# Start of RECORDS SHOWN
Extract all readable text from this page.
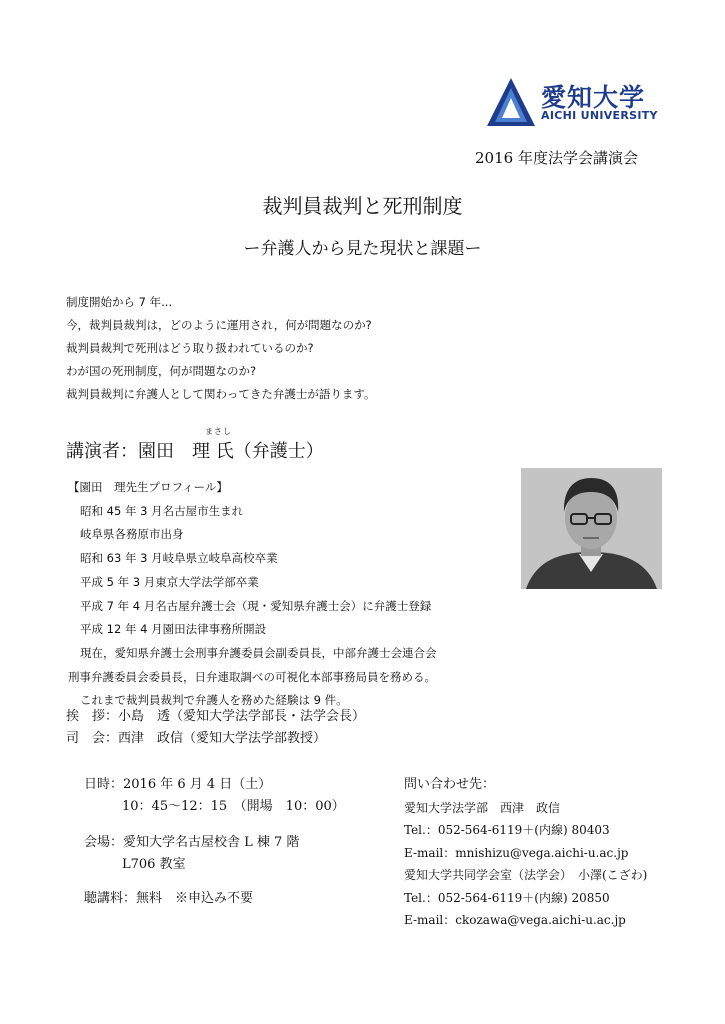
愛知大学
AICHI UNIVERSITY
2016 年度法学会講演会
裁判員裁判と死刑制度
ー弁護人から見た現状と課題ー
制度開始から 7 年...
今，裁判員裁判は，どのように運用され，何が問題なのか?
裁判員裁判で死刑はどう取り扱われているのか?
わが国の死刑制度，何が問題なのか?
裁判員裁判に弁護人として関わってきた弁護士が語ります。
まさし
講演者：園田　理 氏（弁護士）
【園田　理先生プロフィール】
昭和 45 年 3 月名古屋市生まれ
岐阜県各務原市出身
昭和 63 年 3 月岐阜県立岐阜高校卒業
平成 5 年 3 月東京大学法学部卒業
平成 7 年 4 月名古屋弁護士会（現・愛知県弁護士会）に弁護士登録
平成 12 年 4 月園田法律事務所開設
現在，愛知県弁護士会刑事弁護委員会副委員長，中部弁護士会連合会
刑事弁護委員会委員長，日弁連取調べの可視化本部事務局員を務める。
これまで裁判員裁判で弁護人を務めた経験は 9 件。
挨　拶：小島　透（愛知大学法学部長・法学会長）
司　会：西津　政信（愛知大学法学部教授）
日時：2016 年 6 月 4 日（土）
10：45〜12：15　（開場　10：00）
会場：愛知大学名古屋校舎 L 棟 7 階
L706 教室
聴講料：無料　※申込み不要
問い合わせ先：
愛知大学法学部　西津　政信
Tel.：052-564-6119＋(内線) 80403
E-mail：mnishizu@vega.aichi-u.ac.jp
愛知大学共同学会室（法学会）　小澤(こざわ)
Tel.：052-564-6119＋(内線) 20850
E-mail：ckozawa@vega.aichi-u.ac.jp
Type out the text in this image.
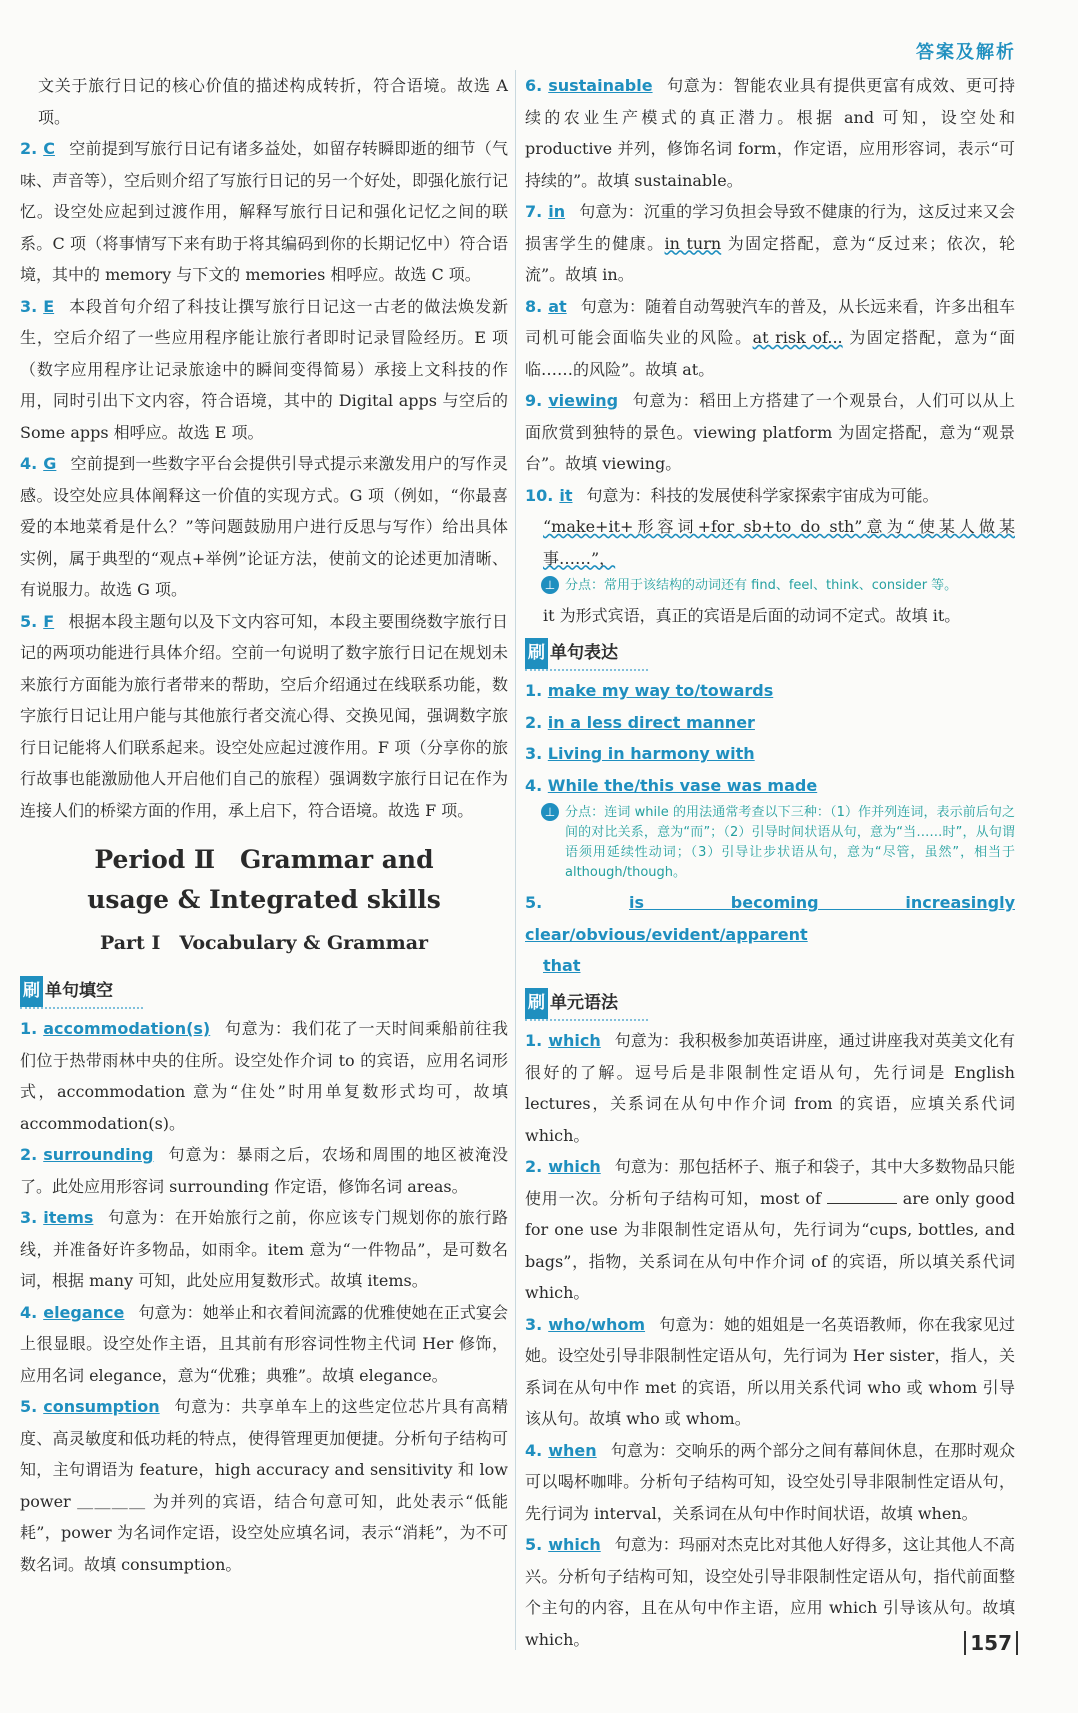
答案及解析

文关于旅行日记的核心价值的描述构成转折，符合语境。故选 A 项。

2. C 空前提到写旅行日记有诸多益处，如留存转瞬即逝的细节（气味、声音等），空后则介绍了写旅行日记的另一个好处，即强化旅行记忆。设空处应起到过渡作用，解释写旅行日记和强化记忆之间的联系。C 项（将事情写下来有助于将其编码到你的长期记忆中）符合语境，其中的 memory 与下文的 memories 相呼应。故选 C 项。
3. E 本段首句介绍了科技让撰写旅行日记这一古老的做法焕发新生，空后介绍了一些应用程序能让旅行者即时记录冒险经历。E 项（数字应用程序让记录旅途中的瞬间变得简易）承接上文科技的作用，同时引出下文内容，符合语境，其中的 Digital apps 与空后的 Some apps 相呼应。故选 E 项。
4. G 空前提到一些数字平台会提供引导式提示来激发用户的写作灵感。设空处应具体阐释这一价值的实现方式。G 项（例如，“你最喜爱的本地菜肴是什么？”等问题鼓励用户进行反思与写作）给出具体实例，属于典型的“观点+举例”论证方法，使前文的论述更加清晰、有说服力。故选 G 项。
5. F 根据本段主题句以及下文内容可知，本段主要围绕数字旅行日记的两项功能进行具体介绍。空前一句说明了数字旅行日记在规划未来旅行方面能为旅行者带来的帮助，空后介绍通过在线联系功能，数字旅行日记让用户能与其他旅行者交流心得、交换见闻，强调数字旅行日记能将人们联系起来。设空处应起过渡作用。F 项（分享你的旅行故事也能激励他人开启他们自己的旅程）强调数字旅行日记在作为连接人们的桥梁方面的作用，承上启下，符合语境。故选 F 项。
Period Ⅱ　Grammar and
usage & Integrated skills
Part Ⅰ　Vocabulary & Grammar
刷 单句填空
1. accommodation(s) 句意为：我们花了一天时间乘船前往我们位于热带雨林中央的住所。设空处作介词 to 的宾语，应用名词形式，accommodation 意为“住处”时用单复数形式均可，故填 accommodation(s)。
2. surrounding 句意为：暴雨之后，农场和周围的地区被淹没了。此处应用形容词 surrounding 作定语，修饰名词 areas。
3. items 句意为：在开始旅行之前，你应该专门规划你的旅行路线，并准备好许多物品，如雨伞。item 意为“一件物品”，是可数名词，根据 many 可知，此处应用复数形式。故填 items。
4. elegance 句意为：她举止和衣着间流露的优雅使她在正式宴会上很显眼。设空处作主语，且其前有形容词性物主代词 Her 修饰，应用名词 elegance，意为“优雅；典雅”。故填 elegance。
5. consumption 句意为：共享单车上的这些定位芯片具有高精度、高灵敏度和低功耗的特点，使得管理更加便捷。分析句子结构可知，主句谓语为 feature，high accuracy and sensitivity 和 low power ＿＿＿＿ 为并列的宾语，结合句意可知，此处表示“低能耗”，power 为名词作定语，设空处应填名词，表示“消耗”，为不可数名词。故填 consumption。
6. sustainable 句意为：智能农业具有提供更富有成效、更可持续的农业生产模式的真正潜力。根据 and 可知，设空处和 productive 并列，修饰名词 form，作定语，应用形容词，表示“可持续的”。故填 sustainable。
7. in 句意为：沉重的学习负担会导致不健康的行为，这反过来又会损害学生的健康。in turn 为固定搭配，意为“反过来；依次，轮流”。故填 in。
8. at 句意为：随着自动驾驶汽车的普及，从长远来看，许多出租车司机可能会面临失业的风险。at risk of... 为固定搭配，意为“面临……的风险”。故填 at。
9. viewing 句意为：稻田上方搭建了一个观景台，人们可以从上面欣赏到独特的景色。viewing platform 为固定搭配，意为“观景台”。故填 viewing。
10. it 句意为：科技的发展使科学家探索宇宙成为可能。
“make+it+形容词+for sb+to do sth”意为“使某人做某事……”，
⊥ 分点：常用于该结构的动词还有 find、feel、think、consider 等。

it 为形式宾语，真正的宾语是后面的动词不定式。故填 it。

刷 单句表达
1. make my way to/towards
2. in a less direct manner
3. Living in harmony with
4. While the/this vase was made
⊥ 分点：连词 while 的用法通常考查以下三种：（1）作并列连词，表示前后句之间的对比关系，意为“而”；（2）引导时间状语从句，意为“当……时”，从句谓语须用延续性动词；（3）引导让步状语从句，意为“尽管，虽然”，相当于 although/though。
5.	is becoming increasingly clear/obvious/evident/apparent
that
刷 单元语法
1. which 句意为：我积极参加英语讲座，通过讲座我对英美文化有很好的了解。逗号后是非限制性定语从句，先行词是 English lectures，关系词在从句中作介词 from 的宾语，应填关系代词 which。
2. which 句意为：那包括杯子、瓶子和袋子，其中大多数物品只能使用一次。分析句子结构可知，most of	are only good for one use 为非限制性定语从句，先行词为“cups, bottles, and bags”，指物，关系词在从句中作介词 of 的宾语，所以填关系代词 which。
3. who/whom 句意为：她的姐姐是一名英语教师，你在我家见过她。设空处引导非限制性定语从句，先行词为 Her sister，指人，关系词在从句中作 met 的宾语，所以用关系代词 who 或 whom 引导该从句。故填 who 或 whom。
4. when 句意为：交响乐的两个部分之间有幕间休息，在那时观众可以喝杯咖啡。分析句子结构可知，设空处引导非限制性定语从句，先行词为 interval，关系词在从句中作时间状语，故填 when。
5. which 句意为：玛丽对杰克比对其他人好得多，这让其他人不高兴。分析句子结构可知，设空处引导非限制性定语从句，指代前面整个主句的内容，且在从句中作主语，应用 which 引导该从句。故填 which。	157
# End of RECORDS SHOWN
__JOB__
Find and copy every line in the entries above where the string "make" occurs.

__WRITTEN RESPONSE__
“make+it+形容词+for sb+to do sth”意为“使某人做某事……”，
1. make my way to/towards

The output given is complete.